_Selected passage_.
I am writing this on Election Day.  Our church is packed with people coming to vote, and there are reports of high voter turnout across the country.  This suggests to me how important this election is in the hearts and minds of the people of this nation.  I do not recall an election that has been more bitter or divisive; when I speak to folks in their 70's and 80's, they cannot remember a more hostile election environment.  I wonder, as we look toward Thanksgiving, how can we heal the divisions in our country, no matter who wins the election?

Scott Peck suggests that there are four stages in the formation of genuine community:  pseudo community, chaos, emptiness, and true community.

Pseudo community is about being nice and smoothing over differences.  The rules of pseudo community are "don't do or say anything that offends, annoys, or irritates you, act as if nothing has happened, and pretend you are not bothered in the least; and if some form of disagreement should show signs of appearing, change the subject as quickly and smoothly as possible...."

If, however, we open the door to differences of opinion and make it safe for individual differences to emerge and be heard, we typically enter a time that appears quite chaotic.  Conflict can arise as we express our differences.  This can be quite uncomfortable, and there is the danger that leaders will emerge who seek to impose order and control and lead us back to pseudo community, where conflicts are not resolved but buried.

There is, however, another road, and that is through the chaos.  Peck calls this state "emptiness."  To enter emptiness is to let loose of our expectations, our preconceptions, our prejudices, our need to control, our need to impose organization, and our desire to impose our own theology or ideology on one another.  If we are able to enter a place of emptiness and open ourselves to others, we have the possibility of emerging into true community.  In true community, individual differences and diversity are not so much a source of conflict as a source of interest and sharing.  In true community, conflict is not avoided but made a source of vitality.

_Required actions_.
(a) Repeat word for word the part of the Election Day essay starting at "If, however, we" and ending at "resolved but buried.".
(b) Condense the paragraph of the Election Day essay that opens with "If, however, we open the door" into two sentences that keep its main points.
(c) Carry the Election Day essay forward from its final sentence.

_Material provided_.

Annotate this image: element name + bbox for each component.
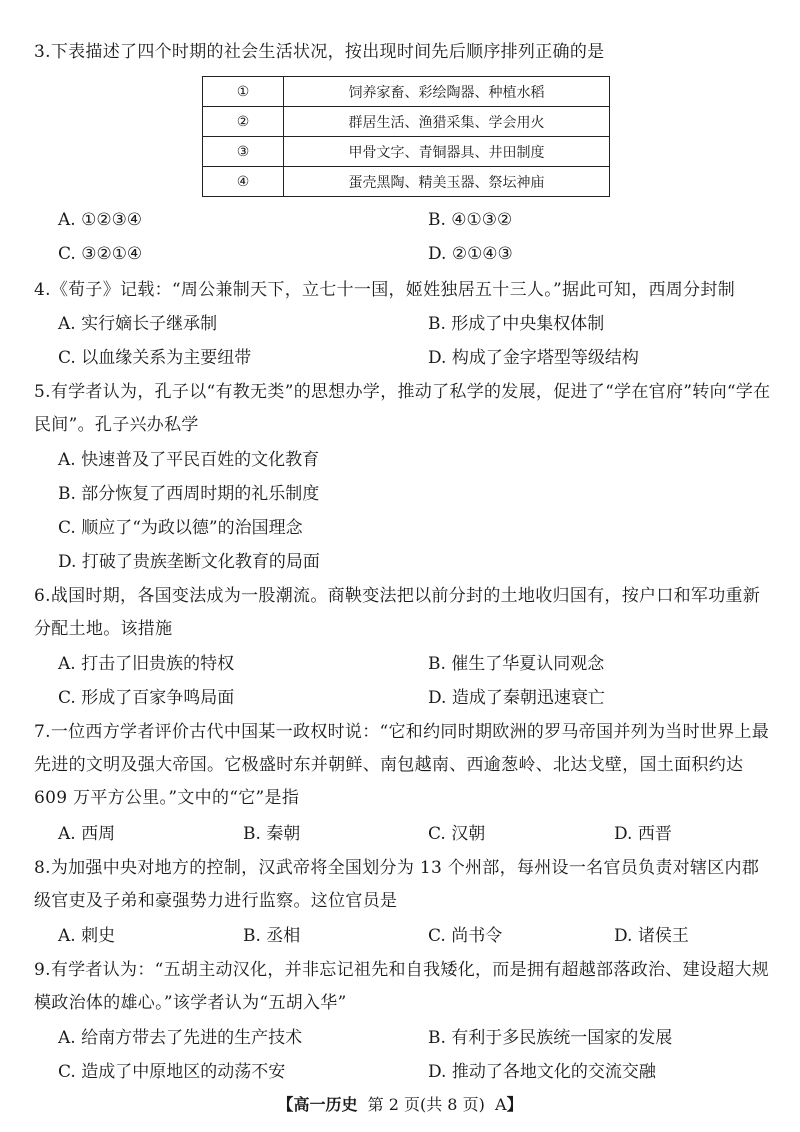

_Answers to the exercise_.
(a)
If, however, we open the door to differences of opinion and make it safe for individual differences to emerge and be heard, we typically enter a time that appears quite chaotic.  Conflict can arise as we express our differences.  This can be quite uncomfortable, and there is the danger that leaders will emerge who seek to impose order and control and lead us back to pseudo community, where conflicts are not resolved but buried.

(b) When differences of opinion are allowed to surface safely, a chaotic and uncomfortable period of conflict usually follows. The danger is that leaders will emerge and impose order and control, leading people back to pseudo community, where conflicts are buried instead of resolved.

(c)
The question, then, is how do we enter that space of "emptiness" that allows emergence into true community?  This, of course, is at the heart of much of Jesus' teaching:  love your enemies, turn the other cheek, forgive, take the beam out of your eye before worrying about the speck in the other's eye, and more. 

And much of this can be summarized in the spirit of Thanksgiving.  How can we love our enemies?  Give thanks for them.  How can we turn the other cheek?  Give thanks for those who hurt us.  How can we forgive?  Give thanks.

In giving thanks. we must let loose of our expectations of how things should be, our preconceptions, and our need for control, and see another as a person of good will, but with a different view of the world.  Doing this gives rise to tolerance.  If we take the next step, and consider that we might actually have something of value to learn from someone with an opposing view, we have the possibility of entering true community with them.

This appears to be our challenge this Thanksgiving season (maybe that is the wisdom of holding elections at the beginning of November).  No matter who winds, whether we like them or fear them, we can practice thanksgiving.  If we are to heal our nation, we must move into a time of emptiness, let go of our hurts, our disappointments, and our arrogance, and give thanks for those who differ from us.